── Dataset extract ──

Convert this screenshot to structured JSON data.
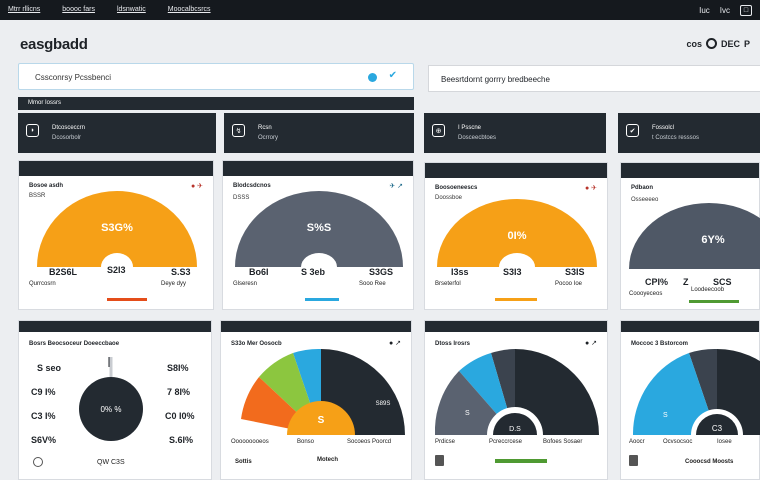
{
  "topbar": {
    "nav": [
      "Mtrr rllicns",
      "boooc fars",
      "ldsnwatic",
      "Moocalbcsrcs"
    ],
    "right": [
      "Iuc",
      "Ivc",
      "□"
    ]
  },
  "app": {
    "title": "easgbadd",
    "right_text": "cos",
    "right_btn": "DEC",
    "right_icon": "P"
  },
  "search": {
    "placeholder": "Cssconrsy Pcssbenci"
  },
  "right_panel": {
    "label": "Beesrtdornt gorrry bredbeeche"
  },
  "section": {
    "label": "Mmor Iossrs"
  },
  "kpis": [
    {
      "icon": "◗",
      "line1": "Dtcosceccrn",
      "line2": "Dcosorbolr"
    },
    {
      "icon": "↯",
      "line1": "Rcsn",
      "line2": "Ocrrory"
    },
    {
      "icon": "⊕",
      "line1": "I  Psscne",
      "line2": "Dosceecbtoes"
    },
    {
      "icon": "✔",
      "line1": "Fossolcl",
      "line2": "t Costccs resssos"
    }
  ],
  "gauges": [
    {
      "title": "Bosoe asdh",
      "sub": "BSSR",
      "icons": "● ✈",
      "center": "S3G%",
      "mid": "S2I3",
      "left_val": "B2S6L",
      "left_lbl": "Qurrcosrn",
      "right_val": "S.S3",
      "right_lbl": "Deye dyy",
      "color": "#f6a017",
      "accent": "#e44d1a",
      "fill": 1.0
    },
    {
      "title": "Blodcsdcnos",
      "sub": "DSSS",
      "icons": "✈ ↗",
      "center": "S%S",
      "mid": "S 3eb",
      "left_val": "Bo6I",
      "left_lbl": "Glseresn",
      "right_val": "S3GS",
      "right_lbl": "Sooo  Ree",
      "color": "#5a6270",
      "accent": "#2aa8df",
      "fill": 1.0
    },
    {
      "title": "Boosoeneescs",
      "sub": "Doossboe",
      "icons": "● ✈",
      "center": "0I%",
      "mid": "S3I3",
      "left_val": "I3ss",
      "left_lbl": "Brseterfol",
      "right_val": "S3IS",
      "right_lbl": "Pocoo Ioe",
      "color": "#f6a017",
      "accent": "#f6a017",
      "fill": 1.0
    },
    {
      "title": "Pdbaon",
      "sub": "Osseeeeo",
      "icons": "",
      "center": "6Y%",
      "mid": "Z",
      "left_val": "CPI%",
      "left_lbl": "Coooyeceos",
      "right_val": "SCS",
      "right_lbl": "Loodeecoob",
      "color": "#4f5866",
      "accent": "#4f9a32",
      "fill": 1.0
    }
  ],
  "bottom": [
    {
      "title": "Bosrs Beocsoceur Doeeccbaoe",
      "rows": [
        [
          "S seo",
          "S8I%"
        ],
        [
          "C9 I%",
          "7 8I%"
        ],
        [
          "C3 I%",
          "C0 I0%"
        ],
        [
          "S6V%",
          "S.6I%"
        ]
      ],
      "center": "0% %",
      "foot": "QW C3S"
    },
    {
      "title": "S33o Mer Oosocb",
      "center": "S",
      "slice_lbl": "S89S",
      "legend1": "Ooooooooeos",
      "legend2": "Bonso",
      "legend3": "Socoeos Poorcd",
      "foot1": "Sottis",
      "foot2": "Motech"
    },
    {
      "title": "Dtoss Irosrs",
      "slice_lbl": "S",
      "center": "D.S",
      "legend1": "Prdicse",
      "legend2": "Pcreccrcese",
      "legend3": "Bofoes Sosaer"
    },
    {
      "title": "Moccoc 3 Bstorcom",
      "slice_lbl": "S",
      "center": "C3",
      "legend1": "Aoocr",
      "legend2": "Ocvsocsoc",
      "legend3": "Iosee",
      "foot": "Cooocsd Moosts"
    }
  ]
}
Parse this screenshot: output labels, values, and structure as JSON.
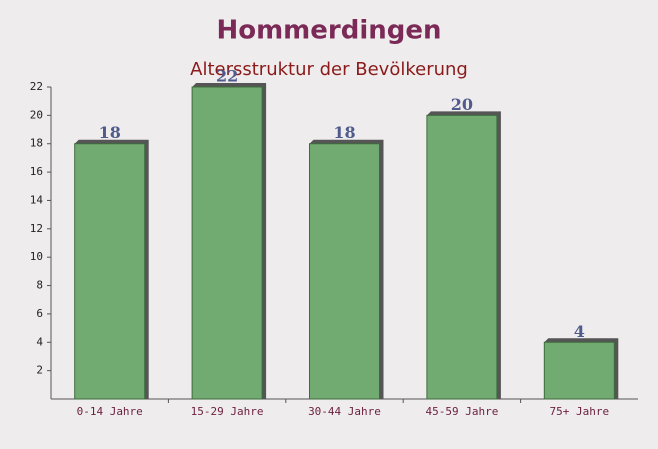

───

_Task details_. Transcribe all entries above exactly. Drop the pictures.

_Answer below_.
Convert this screenshot to structured JSON data.
{
  "topbar": {
    "nav": [
      "Mtrr rllicns",
      "boooc fars",
      "ldsnwatic",
      "Moocalbcsrcs"
    ],
    "right": [
      "Iuc",
      "Ivc",
      "□"
    ]
  },
  "app": {
    "title": "easgbadd",
    "right_text": "cos",
    "right_btn": "DEC",
    "right_icon": "P"
  },
  "search": {
    "placeholder": "Cssconrsy Pcssbenci"
  },
  "right_panel": {
    "label": "Beesrtdornt gorrry bredbeeche"
  },
  "section": {
    "label": "Mmor Iossrs"
  },
  "kpis": [
    {
      "icon": "◗",
      "line1": "Dtcosceccrn",
      "line2": "Dcosorbolr"
    },
    {
      "icon": "↯",
      "line1": "Rcsn",
      "line2": "Ocrrory"
    },
    {
      "icon": "⊕",
      "line1": "I  Psscne",
      "line2": "Dosceecbtoes"
    },
    {
      "icon": "✔",
      "line1": "Fossolcl",
      "line2": "t Costccs resssos"
    }
  ],
  "gauges": [
    {
      "title": "Bosoe asdh",
      "sub": "BSSR",
      "icons": "● ✈",
      "center": "S3G%",
      "mid": "S2I3",
      "left_val": "B2S6L",
      "left_lbl": "Qurrcosrn",
      "right_val": "S.S3",
      "right_lbl": "Deye dyy",
      "color": "#f6a017",
      "accent": "#e44d1a",
      "fill": 1.0
    },
    {
      "title": "Blodcsdcnos",
      "sub": "DSSS",
      "icons": "✈ ↗",
      "center": "S%S",
      "mid": "S 3eb",
      "left_val": "Bo6I",
      "left_lbl": "Glseresn",
      "right_val": "S3GS",
      "right_lbl": "Sooo  Ree",
      "color": "#5a6270",
      "accent": "#2aa8df",
      "fill": 1.0
    },
    {
      "title": "Boosoeneescs",
      "sub": "Doossboe",
      "icons": "● ✈",
      "center": "0I%",
      "mid": "S3I3",
      "left_val": "I3ss",
      "left_lbl": "Brseterfol",
      "right_val": "S3IS",
      "right_lbl": "Pocoo Ioe",
      "color": "#f6a017",
      "accent": "#f6a017",
      "fill": 1.0
    },
    {
      "title": "Pdbaon",
      "sub": "Osseeeeo",
      "icons": "",
      "center": "6Y%",
      "mid": "Z",
      "left_val": "CPI%",
      "left_lbl": "Coooyeceos",
      "right_val": "SCS",
      "right_lbl": "Loodeecoob",
      "color": "#4f5866",
      "accent": "#4f9a32",
      "fill": 1.0
    }
  ],
  "bottom": [
    {
      "title": "Bosrs Beocsoceur Doeeccbaoe",
      "rows": [
        [
          "S seo",
          "S8I%"
        ],
        [
          "C9 I%",
          "7 8I%"
        ],
        [
          "C3 I%",
          "C0 I0%"
        ],
        [
          "S6V%",
          "S.6I%"
        ]
      ],
      "center": "0% %",
      "foot": "QW C3S"
    },
    {
      "title": "S33o Mer Oosocb",
      "center": "S",
      "slice_lbl": "S89S",
      "legend1": "Ooooooooeos",
      "legend2": "Bonso",
      "legend3": "Socoeos Poorcd",
      "foot1": "Sottis",
      "foot2": "Motech"
    },
    {
      "title": "Dtoss Irosrs",
      "slice_lbl": "S",
      "center": "D.S",
      "legend1": "Prdicse",
      "legend2": "Pcreccrcese",
      "legend3": "Bofoes Sosaer"
    },
    {
      "title": "Moccoc 3 Bstorcom",
      "slice_lbl": "S",
      "center": "C3",
      "legend1": "Aoocr",
      "legend2": "Ocvsocsoc",
      "legend3": "Iosee",
      "foot": "Cooocsd Moosts"
    }
  ]
}
Parse this screenshot: output labels, values, and structure as JSON.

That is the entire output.